Provided data —
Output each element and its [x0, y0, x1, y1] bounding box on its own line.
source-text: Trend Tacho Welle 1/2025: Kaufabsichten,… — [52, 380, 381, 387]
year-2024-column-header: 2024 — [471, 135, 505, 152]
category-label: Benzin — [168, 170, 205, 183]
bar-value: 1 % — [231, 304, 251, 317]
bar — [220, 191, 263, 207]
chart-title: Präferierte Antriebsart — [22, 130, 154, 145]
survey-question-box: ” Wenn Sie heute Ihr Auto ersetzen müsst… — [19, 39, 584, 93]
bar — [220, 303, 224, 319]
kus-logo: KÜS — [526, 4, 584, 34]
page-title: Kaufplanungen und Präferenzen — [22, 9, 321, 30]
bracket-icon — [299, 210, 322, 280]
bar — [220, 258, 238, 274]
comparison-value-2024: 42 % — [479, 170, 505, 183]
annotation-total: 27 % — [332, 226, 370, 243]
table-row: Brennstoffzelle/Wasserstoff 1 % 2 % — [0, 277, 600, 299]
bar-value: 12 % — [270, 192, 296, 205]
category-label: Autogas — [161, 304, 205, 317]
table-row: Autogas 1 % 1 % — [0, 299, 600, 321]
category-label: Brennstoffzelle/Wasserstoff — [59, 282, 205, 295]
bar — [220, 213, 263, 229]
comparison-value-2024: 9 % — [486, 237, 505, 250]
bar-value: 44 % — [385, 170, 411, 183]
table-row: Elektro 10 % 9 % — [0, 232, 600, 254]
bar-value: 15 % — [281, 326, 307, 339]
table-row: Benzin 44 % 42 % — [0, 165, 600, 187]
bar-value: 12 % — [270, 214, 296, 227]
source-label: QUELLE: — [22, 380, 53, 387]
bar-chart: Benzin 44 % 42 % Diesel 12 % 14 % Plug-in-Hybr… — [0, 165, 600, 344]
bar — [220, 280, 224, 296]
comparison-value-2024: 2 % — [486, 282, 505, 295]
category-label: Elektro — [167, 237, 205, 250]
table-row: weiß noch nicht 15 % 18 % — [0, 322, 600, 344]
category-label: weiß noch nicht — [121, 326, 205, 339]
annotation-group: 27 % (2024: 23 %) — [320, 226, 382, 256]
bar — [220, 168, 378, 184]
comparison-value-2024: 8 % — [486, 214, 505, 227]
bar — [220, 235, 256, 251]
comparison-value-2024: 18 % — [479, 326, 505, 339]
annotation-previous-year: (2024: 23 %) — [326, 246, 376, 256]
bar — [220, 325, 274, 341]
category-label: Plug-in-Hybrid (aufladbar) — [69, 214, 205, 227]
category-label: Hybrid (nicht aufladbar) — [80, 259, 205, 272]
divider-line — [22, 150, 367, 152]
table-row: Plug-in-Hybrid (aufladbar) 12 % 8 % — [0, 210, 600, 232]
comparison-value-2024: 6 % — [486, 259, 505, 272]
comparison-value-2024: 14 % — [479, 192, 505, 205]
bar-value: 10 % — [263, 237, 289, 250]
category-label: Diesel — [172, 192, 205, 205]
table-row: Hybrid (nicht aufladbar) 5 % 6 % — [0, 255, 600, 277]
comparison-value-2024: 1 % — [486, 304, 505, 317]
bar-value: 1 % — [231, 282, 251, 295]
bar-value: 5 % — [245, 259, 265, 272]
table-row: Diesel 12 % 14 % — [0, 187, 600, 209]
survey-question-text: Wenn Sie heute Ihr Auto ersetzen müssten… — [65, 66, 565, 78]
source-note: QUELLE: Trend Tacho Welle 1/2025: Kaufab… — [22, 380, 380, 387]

Task instructions —
Retype the entries word for word, from the start of the entries through the line containing "bar-value: 10 % — [263, 237, 289, 250]".

Correct answer —
Output each element and its [x0, y0, x1, y1] bounding box on its own line.
source-text: Trend Tacho Welle 1/2025: Kaufabsichten,… — [52, 380, 381, 387]
year-2024-column-header: 2024 — [471, 135, 505, 152]
category-label: Benzin — [168, 170, 205, 183]
bar-value: 1 % — [231, 304, 251, 317]
bar — [220, 191, 263, 207]
chart-title: Präferierte Antriebsart — [22, 130, 154, 145]
survey-question-box: ” Wenn Sie heute Ihr Auto ersetzen müsst… — [19, 39, 584, 93]
bar — [220, 303, 224, 319]
kus-logo: KÜS — [526, 4, 584, 34]
page-title: Kaufplanungen und Präferenzen — [22, 9, 321, 30]
bracket-icon — [299, 210, 322, 280]
bar — [220, 258, 238, 274]
comparison-value-2024: 42 % — [479, 170, 505, 183]
annotation-total: 27 % — [332, 226, 370, 243]
table-row: Brennstoffzelle/Wasserstoff 1 % 2 % — [0, 277, 600, 299]
bar-value: 12 % — [270, 192, 296, 205]
category-label: Autogas — [161, 304, 205, 317]
table-row: Autogas 1 % 1 % — [0, 299, 600, 321]
category-label: Brennstoffzelle/Wasserstoff — [59, 282, 205, 295]
bar — [220, 213, 263, 229]
comparison-value-2024: 9 % — [486, 237, 505, 250]
bar-value: 44 % — [385, 170, 411, 183]
table-row: Elektro 10 % 9 % — [0, 232, 600, 254]
bar-value: 15 % — [281, 326, 307, 339]
table-row: Benzin 44 % 42 % — [0, 165, 600, 187]
bar-value: 12 % — [270, 214, 296, 227]
source-label: QUELLE: — [22, 380, 53, 387]
bar-chart: Benzin 44 % 42 % Diesel 12 % 14 % Plug-in-Hybr… — [0, 165, 600, 344]
bar — [220, 280, 224, 296]
comparison-value-2024: 2 % — [486, 282, 505, 295]
category-label: Elektro — [167, 237, 205, 250]
table-row: weiß noch nicht 15 % 18 % — [0, 322, 600, 344]
category-label: weiß noch nicht — [121, 326, 205, 339]
annotation-group: 27 % (2024: 23 %) — [320, 226, 382, 256]
bar — [220, 168, 378, 184]
comparison-value-2024: 8 % — [486, 214, 505, 227]
bar — [220, 235, 256, 251]
comparison-value-2024: 18 % — [479, 326, 505, 339]
annotation-previous-year: (2024: 23 %) — [326, 246, 376, 256]
bar — [220, 325, 274, 341]
category-label: Plug-in-Hybrid (aufladbar) — [69, 214, 205, 227]
category-label: Hybrid (nicht aufladbar) — [80, 259, 205, 272]
divider-line — [22, 150, 367, 152]
table-row: Plug-in-Hybrid (aufladbar) 12 % 8 % — [0, 210, 600, 232]
comparison-value-2024: 6 % — [486, 259, 505, 272]
comparison-value-2024: 14 % — [479, 192, 505, 205]
bar-value: 10 % — [263, 237, 289, 250]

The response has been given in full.